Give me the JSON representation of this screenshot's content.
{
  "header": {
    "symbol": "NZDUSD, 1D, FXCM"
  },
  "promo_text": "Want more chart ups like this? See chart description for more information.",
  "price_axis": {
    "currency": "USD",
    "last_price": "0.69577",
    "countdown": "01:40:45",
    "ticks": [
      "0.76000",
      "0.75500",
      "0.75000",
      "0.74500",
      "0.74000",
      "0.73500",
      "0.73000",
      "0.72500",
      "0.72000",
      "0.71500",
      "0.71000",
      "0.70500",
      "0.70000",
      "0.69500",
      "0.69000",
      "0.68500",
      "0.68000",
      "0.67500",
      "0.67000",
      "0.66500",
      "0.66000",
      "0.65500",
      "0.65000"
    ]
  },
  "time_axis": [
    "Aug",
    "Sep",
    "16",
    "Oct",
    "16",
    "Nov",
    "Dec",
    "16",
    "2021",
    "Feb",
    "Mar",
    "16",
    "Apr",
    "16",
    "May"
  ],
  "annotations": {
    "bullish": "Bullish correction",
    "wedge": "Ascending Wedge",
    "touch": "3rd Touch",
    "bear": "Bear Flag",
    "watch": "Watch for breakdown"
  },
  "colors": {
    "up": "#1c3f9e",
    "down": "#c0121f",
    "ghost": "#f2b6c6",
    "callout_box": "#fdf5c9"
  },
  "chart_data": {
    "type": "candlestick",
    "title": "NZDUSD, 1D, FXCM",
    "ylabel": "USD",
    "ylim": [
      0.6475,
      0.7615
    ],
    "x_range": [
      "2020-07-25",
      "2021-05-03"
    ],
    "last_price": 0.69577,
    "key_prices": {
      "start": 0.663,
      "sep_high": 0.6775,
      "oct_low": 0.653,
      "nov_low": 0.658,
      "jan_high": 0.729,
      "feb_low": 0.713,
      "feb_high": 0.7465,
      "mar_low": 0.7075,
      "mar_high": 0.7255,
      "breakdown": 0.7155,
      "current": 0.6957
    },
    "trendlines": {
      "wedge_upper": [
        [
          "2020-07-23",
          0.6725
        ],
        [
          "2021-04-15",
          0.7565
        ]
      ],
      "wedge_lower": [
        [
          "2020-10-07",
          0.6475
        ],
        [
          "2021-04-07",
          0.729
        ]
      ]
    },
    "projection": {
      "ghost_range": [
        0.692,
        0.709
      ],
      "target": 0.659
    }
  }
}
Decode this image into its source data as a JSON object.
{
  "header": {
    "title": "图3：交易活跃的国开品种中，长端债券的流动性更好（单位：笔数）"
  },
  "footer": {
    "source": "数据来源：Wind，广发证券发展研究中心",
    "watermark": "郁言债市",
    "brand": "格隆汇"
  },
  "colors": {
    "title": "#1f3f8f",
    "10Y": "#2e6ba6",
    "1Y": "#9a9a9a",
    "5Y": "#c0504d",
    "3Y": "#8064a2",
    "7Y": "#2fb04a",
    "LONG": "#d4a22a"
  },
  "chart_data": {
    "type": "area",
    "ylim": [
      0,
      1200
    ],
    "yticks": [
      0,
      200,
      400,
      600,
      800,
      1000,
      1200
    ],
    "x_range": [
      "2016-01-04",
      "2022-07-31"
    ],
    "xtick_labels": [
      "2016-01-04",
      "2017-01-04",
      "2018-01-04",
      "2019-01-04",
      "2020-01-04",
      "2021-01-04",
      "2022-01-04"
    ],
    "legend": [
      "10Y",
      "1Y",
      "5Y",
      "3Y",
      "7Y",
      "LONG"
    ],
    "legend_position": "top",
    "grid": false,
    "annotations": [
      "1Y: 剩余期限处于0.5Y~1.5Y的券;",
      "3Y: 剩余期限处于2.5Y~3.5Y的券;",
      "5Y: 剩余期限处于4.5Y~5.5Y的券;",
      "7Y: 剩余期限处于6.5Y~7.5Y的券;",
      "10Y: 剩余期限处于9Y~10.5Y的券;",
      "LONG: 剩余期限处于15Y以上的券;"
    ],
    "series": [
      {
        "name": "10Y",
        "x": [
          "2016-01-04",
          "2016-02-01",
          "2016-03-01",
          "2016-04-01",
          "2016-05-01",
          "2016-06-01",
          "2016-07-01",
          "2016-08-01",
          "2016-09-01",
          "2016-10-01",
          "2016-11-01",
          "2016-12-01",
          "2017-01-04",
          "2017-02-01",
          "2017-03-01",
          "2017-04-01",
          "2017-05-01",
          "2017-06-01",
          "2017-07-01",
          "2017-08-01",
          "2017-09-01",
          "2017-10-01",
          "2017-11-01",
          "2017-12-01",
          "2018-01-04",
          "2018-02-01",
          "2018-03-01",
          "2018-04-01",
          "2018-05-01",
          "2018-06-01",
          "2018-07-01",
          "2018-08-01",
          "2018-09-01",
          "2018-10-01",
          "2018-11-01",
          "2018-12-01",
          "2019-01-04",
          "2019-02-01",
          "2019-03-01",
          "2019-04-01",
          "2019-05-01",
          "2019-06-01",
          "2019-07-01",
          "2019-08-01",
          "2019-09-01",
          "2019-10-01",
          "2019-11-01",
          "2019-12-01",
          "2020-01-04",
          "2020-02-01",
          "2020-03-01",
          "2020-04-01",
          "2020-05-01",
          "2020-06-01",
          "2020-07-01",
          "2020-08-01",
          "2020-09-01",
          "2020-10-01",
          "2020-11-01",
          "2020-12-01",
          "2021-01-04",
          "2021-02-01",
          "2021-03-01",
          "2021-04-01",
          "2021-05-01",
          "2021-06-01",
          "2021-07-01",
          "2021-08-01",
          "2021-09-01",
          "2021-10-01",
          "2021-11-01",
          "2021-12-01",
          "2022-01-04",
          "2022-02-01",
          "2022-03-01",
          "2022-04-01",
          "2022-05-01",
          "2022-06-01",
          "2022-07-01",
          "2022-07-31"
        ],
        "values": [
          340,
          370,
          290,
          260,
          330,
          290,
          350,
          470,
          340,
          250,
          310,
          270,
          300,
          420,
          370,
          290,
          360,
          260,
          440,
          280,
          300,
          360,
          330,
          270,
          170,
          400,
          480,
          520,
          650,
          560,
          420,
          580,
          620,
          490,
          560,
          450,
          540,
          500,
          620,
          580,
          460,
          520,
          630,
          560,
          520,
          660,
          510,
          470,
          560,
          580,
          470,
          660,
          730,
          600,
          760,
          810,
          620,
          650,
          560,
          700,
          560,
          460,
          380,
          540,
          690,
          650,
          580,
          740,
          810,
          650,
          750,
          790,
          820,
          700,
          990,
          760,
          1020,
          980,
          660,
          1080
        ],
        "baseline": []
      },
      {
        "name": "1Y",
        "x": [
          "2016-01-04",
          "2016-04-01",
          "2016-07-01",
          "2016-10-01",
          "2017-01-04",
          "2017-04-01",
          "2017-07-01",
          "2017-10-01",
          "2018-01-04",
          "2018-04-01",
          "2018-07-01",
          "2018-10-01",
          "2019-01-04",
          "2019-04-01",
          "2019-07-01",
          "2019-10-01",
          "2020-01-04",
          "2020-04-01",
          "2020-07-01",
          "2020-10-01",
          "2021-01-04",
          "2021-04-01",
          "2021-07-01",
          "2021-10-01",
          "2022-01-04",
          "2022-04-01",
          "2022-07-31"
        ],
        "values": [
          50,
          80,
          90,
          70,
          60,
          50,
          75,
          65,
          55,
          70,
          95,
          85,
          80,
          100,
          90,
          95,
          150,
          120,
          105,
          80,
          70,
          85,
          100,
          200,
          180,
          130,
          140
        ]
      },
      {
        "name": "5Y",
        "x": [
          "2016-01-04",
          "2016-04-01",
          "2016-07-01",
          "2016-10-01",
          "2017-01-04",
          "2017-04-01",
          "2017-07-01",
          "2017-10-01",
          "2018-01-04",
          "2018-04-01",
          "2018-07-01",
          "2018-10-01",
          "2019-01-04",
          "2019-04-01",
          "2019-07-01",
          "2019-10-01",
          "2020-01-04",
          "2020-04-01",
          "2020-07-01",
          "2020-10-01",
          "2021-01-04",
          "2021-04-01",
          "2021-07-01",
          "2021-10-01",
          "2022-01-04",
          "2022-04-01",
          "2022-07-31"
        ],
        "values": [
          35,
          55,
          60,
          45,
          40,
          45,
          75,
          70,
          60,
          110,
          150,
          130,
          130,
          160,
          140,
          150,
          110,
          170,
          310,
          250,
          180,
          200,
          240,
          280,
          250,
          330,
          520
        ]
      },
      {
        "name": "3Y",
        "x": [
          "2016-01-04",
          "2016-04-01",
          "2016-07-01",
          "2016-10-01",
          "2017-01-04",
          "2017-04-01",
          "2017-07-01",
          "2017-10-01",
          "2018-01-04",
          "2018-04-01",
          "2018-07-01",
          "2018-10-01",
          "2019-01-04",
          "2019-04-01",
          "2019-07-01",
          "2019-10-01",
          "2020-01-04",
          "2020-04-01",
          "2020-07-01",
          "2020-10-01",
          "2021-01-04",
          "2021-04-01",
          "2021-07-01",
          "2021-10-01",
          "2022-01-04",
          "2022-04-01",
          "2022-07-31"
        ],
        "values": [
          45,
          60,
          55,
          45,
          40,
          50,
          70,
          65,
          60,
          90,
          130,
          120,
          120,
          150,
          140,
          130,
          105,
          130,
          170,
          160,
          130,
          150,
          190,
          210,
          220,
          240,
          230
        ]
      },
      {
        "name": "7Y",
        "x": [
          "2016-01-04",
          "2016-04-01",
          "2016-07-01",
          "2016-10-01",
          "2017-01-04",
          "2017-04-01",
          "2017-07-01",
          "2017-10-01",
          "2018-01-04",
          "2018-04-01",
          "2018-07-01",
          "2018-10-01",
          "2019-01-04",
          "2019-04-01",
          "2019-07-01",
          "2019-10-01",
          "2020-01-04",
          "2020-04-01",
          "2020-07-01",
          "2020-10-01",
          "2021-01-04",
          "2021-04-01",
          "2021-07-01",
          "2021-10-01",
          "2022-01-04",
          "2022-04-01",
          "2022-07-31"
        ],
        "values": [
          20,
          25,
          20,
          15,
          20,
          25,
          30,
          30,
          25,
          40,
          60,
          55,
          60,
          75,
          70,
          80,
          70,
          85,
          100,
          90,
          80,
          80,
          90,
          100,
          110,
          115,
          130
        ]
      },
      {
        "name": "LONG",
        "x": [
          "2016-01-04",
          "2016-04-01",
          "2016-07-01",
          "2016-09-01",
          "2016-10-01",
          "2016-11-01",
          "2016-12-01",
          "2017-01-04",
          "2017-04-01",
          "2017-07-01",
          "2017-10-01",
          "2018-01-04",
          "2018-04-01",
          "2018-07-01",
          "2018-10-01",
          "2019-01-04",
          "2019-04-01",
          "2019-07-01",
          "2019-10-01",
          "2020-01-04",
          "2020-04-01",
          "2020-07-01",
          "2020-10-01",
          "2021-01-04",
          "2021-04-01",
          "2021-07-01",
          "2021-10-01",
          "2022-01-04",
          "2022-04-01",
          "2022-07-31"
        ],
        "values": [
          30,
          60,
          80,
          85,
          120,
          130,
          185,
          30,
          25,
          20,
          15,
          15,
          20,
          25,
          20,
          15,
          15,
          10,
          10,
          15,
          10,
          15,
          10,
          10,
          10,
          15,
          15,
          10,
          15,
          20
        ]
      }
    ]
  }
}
+ + + + +
From the data above, count the lines where "breakdown" occurs and give that figure and nothing else.

2